*What to do*. Copy out the lines of the listing unchanged, starting at its first line and ending at the line that contains "bullet-row: The microcontrollers", with both of those lines included.

Bounding box entries:
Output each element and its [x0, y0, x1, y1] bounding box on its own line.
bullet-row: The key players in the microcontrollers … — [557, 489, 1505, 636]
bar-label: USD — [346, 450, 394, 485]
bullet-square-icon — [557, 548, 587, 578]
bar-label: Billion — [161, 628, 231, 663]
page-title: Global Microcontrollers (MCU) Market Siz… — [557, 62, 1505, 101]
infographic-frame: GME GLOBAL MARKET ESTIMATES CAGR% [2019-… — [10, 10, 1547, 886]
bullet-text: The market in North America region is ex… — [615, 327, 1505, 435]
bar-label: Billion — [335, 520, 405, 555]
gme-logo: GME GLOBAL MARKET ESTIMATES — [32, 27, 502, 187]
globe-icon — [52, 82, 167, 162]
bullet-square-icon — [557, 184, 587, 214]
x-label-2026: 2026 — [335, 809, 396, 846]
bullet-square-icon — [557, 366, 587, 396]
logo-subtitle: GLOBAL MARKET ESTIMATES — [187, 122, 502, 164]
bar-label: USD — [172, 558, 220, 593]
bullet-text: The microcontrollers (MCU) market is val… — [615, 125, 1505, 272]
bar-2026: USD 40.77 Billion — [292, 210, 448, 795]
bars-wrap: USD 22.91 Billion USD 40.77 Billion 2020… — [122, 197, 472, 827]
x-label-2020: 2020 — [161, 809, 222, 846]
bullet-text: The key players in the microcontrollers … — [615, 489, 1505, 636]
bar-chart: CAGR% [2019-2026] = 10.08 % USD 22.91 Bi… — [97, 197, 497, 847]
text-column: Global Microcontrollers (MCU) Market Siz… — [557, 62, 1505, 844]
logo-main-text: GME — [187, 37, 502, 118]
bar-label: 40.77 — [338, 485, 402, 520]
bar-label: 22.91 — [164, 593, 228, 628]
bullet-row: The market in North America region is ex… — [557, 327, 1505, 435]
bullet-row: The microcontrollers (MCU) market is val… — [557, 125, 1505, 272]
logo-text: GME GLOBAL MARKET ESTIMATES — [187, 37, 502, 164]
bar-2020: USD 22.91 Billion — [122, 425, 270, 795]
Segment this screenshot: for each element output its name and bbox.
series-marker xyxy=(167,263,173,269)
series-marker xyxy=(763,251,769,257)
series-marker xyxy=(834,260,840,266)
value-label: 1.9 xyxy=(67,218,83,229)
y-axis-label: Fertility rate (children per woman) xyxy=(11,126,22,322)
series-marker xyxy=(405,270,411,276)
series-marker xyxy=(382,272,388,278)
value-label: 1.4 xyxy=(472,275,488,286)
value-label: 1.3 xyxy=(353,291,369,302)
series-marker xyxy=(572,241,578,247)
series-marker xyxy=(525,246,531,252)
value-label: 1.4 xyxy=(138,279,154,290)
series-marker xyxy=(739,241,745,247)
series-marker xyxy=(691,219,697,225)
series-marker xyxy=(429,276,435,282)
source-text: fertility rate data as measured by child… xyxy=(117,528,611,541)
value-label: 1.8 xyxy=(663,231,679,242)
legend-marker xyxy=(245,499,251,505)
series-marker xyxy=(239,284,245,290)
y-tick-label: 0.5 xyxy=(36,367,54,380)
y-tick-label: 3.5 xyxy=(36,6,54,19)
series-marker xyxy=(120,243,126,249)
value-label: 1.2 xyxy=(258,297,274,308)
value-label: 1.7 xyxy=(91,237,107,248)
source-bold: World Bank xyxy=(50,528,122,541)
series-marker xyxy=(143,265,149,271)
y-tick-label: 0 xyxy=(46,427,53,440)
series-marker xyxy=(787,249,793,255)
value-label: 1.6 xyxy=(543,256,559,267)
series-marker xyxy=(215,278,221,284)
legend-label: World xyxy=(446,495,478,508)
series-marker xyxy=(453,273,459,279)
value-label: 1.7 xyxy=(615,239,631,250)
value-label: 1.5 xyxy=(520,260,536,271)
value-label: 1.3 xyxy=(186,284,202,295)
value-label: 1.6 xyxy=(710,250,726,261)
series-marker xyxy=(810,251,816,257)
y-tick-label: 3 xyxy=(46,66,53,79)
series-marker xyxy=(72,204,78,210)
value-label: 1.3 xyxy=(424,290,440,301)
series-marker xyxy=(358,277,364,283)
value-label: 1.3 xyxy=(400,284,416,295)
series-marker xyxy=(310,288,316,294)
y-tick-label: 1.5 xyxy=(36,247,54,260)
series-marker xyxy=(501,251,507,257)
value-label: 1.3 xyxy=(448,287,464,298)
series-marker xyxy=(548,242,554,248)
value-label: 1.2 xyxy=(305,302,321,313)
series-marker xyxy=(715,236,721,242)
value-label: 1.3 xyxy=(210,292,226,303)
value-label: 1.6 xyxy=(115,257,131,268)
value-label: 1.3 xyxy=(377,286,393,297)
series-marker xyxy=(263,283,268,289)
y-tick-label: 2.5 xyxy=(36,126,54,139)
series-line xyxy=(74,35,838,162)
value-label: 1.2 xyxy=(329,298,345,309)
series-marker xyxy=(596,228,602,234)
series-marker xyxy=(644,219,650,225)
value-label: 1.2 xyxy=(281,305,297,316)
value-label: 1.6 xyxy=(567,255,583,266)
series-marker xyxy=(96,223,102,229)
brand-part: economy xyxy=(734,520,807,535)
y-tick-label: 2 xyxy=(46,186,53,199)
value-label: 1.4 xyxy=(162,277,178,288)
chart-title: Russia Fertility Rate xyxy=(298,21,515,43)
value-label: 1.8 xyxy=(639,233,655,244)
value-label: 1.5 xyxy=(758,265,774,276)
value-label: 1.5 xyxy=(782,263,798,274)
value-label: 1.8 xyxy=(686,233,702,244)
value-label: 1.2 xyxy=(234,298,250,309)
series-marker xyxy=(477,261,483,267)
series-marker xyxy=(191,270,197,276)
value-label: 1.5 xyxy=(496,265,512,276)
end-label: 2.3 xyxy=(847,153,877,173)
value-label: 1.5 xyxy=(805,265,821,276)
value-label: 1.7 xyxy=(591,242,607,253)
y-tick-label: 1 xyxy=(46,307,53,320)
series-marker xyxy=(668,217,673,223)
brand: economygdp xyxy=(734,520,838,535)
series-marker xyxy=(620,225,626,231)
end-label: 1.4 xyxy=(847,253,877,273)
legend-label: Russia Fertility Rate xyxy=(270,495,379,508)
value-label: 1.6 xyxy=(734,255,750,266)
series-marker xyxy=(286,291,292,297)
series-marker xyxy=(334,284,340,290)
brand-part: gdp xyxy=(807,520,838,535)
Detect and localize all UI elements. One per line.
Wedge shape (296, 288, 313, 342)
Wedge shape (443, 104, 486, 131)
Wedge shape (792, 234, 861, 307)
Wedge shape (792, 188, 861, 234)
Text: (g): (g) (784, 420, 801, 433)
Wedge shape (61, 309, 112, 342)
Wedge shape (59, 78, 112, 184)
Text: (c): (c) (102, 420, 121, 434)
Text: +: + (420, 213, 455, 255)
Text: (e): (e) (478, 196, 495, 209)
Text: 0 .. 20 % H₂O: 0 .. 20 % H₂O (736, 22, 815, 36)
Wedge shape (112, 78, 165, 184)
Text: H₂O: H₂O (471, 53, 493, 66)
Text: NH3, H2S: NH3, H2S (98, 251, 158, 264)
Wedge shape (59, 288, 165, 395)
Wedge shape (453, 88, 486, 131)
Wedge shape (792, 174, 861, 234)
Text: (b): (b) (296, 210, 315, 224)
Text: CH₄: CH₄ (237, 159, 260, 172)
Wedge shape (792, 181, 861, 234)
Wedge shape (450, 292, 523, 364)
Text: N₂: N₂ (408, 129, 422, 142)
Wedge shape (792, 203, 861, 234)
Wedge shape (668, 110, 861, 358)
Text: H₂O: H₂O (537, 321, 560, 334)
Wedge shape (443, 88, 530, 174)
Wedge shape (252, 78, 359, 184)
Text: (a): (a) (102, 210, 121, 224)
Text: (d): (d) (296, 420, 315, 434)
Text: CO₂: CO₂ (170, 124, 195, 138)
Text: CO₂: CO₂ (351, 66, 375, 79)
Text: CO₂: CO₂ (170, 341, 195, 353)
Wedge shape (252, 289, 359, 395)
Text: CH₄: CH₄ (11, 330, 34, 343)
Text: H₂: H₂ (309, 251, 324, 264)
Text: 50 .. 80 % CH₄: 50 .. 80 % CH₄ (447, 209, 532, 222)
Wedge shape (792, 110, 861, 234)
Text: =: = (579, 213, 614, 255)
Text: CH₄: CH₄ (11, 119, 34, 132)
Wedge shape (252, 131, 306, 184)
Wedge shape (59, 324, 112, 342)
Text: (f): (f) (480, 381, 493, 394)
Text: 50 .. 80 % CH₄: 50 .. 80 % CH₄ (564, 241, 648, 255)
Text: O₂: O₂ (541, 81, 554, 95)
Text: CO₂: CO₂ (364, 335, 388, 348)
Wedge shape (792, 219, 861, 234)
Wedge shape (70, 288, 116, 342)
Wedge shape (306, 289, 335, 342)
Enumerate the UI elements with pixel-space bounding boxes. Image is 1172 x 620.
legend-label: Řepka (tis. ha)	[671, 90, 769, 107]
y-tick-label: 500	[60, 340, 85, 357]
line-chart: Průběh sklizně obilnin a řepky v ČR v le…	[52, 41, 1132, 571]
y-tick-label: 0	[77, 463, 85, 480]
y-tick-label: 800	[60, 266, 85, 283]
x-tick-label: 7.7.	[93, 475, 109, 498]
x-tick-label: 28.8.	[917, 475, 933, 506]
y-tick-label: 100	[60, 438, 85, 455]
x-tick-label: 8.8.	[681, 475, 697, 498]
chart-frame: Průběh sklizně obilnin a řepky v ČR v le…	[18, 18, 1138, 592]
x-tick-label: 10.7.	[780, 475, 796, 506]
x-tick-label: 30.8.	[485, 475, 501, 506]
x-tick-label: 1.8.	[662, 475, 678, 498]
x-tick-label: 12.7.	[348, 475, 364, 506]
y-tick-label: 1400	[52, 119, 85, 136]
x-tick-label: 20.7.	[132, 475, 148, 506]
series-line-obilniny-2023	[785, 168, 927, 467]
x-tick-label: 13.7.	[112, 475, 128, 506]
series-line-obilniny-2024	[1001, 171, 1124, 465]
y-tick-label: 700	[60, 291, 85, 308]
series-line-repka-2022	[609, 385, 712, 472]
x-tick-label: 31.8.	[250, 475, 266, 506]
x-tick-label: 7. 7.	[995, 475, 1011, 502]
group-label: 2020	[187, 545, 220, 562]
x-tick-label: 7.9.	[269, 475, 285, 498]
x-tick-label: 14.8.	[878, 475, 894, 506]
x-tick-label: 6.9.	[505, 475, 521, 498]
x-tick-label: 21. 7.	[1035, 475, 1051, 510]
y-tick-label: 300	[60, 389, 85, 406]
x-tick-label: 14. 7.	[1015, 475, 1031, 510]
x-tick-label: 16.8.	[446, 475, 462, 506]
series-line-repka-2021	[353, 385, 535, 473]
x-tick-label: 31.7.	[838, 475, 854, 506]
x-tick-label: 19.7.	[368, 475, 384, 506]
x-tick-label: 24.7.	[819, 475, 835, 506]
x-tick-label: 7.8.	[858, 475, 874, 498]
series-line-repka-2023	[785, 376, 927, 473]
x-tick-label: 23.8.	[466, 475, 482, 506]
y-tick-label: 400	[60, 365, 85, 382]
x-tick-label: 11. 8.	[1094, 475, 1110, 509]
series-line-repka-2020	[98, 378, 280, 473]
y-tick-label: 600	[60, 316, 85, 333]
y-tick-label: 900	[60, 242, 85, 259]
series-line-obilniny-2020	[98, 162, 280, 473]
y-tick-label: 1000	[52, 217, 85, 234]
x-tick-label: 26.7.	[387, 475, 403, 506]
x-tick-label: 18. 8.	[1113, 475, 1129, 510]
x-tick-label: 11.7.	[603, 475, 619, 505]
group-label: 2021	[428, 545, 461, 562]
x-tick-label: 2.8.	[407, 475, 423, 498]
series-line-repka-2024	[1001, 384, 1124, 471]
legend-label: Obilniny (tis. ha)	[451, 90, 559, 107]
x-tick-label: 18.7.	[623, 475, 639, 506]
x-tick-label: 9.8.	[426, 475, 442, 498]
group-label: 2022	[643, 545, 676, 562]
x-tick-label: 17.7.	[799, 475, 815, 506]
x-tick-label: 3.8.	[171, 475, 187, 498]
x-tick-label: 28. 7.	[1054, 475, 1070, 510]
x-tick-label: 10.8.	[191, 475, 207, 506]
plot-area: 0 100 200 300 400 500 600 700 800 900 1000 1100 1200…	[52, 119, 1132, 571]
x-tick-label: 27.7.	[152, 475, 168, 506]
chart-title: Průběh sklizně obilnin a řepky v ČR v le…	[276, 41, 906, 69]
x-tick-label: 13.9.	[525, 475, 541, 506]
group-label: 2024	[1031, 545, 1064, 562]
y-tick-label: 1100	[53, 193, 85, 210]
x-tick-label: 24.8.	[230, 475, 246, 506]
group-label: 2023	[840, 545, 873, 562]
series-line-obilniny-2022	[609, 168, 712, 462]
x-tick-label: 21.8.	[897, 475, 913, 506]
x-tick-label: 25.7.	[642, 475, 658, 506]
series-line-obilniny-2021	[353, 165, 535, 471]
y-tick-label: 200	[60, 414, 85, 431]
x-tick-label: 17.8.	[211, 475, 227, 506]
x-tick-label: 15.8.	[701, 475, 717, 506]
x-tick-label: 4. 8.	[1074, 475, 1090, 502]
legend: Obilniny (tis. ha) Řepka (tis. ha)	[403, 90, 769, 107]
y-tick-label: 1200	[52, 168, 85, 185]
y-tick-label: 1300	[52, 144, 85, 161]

*The output*.
Output each element and its [x0, y0, x1, y1] bounding box on its own line.
bullet-row: The key players in the microcontrollers … — [557, 489, 1505, 636]
bar-label: USD — [346, 450, 394, 485]
bullet-square-icon — [557, 548, 587, 578]
bar-label: Billion — [161, 628, 231, 663]
page-title: Global Microcontrollers (MCU) Market Siz… — [557, 62, 1505, 101]
infographic-frame: GME GLOBAL MARKET ESTIMATES CAGR% [2019-… — [10, 10, 1547, 886]
bullet-text: The market in North America region is ex… — [615, 327, 1505, 435]
bar-label: Billion — [335, 520, 405, 555]
gme-logo: GME GLOBAL MARKET ESTIMATES — [32, 27, 502, 187]
globe-icon — [52, 82, 167, 162]
bullet-square-icon — [557, 184, 587, 214]
x-label-2026: 2026 — [335, 809, 396, 846]
bullet-square-icon — [557, 366, 587, 396]
logo-subtitle: GLOBAL MARKET ESTIMATES — [187, 122, 502, 164]
bar-label: USD — [172, 558, 220, 593]
bullet-text: The microcontrollers (MCU) market is val… — [615, 125, 1505, 272]
bar-2026: USD 40.77 Billion — [292, 210, 448, 795]
bars-wrap: USD 22.91 Billion USD 40.77 Billion 2020… — [122, 197, 472, 827]
x-label-2020: 2020 — [161, 809, 222, 846]
bullet-text: The key players in the microcontrollers … — [615, 489, 1505, 636]
bar-chart: CAGR% [2019-2026] = 10.08 % USD 22.91 Bi… — [97, 197, 497, 847]
text-column: Global Microcontrollers (MCU) Market Siz… — [557, 62, 1505, 844]
logo-main-text: GME — [187, 37, 502, 118]
bar-label: 40.77 — [338, 485, 402, 520]
bar-label: 22.91 — [164, 593, 228, 628]
bullet-row: The market in North America region is ex… — [557, 327, 1505, 435]
bullet-row: The microcontrollers (MCU) market is val… — [557, 125, 1505, 272]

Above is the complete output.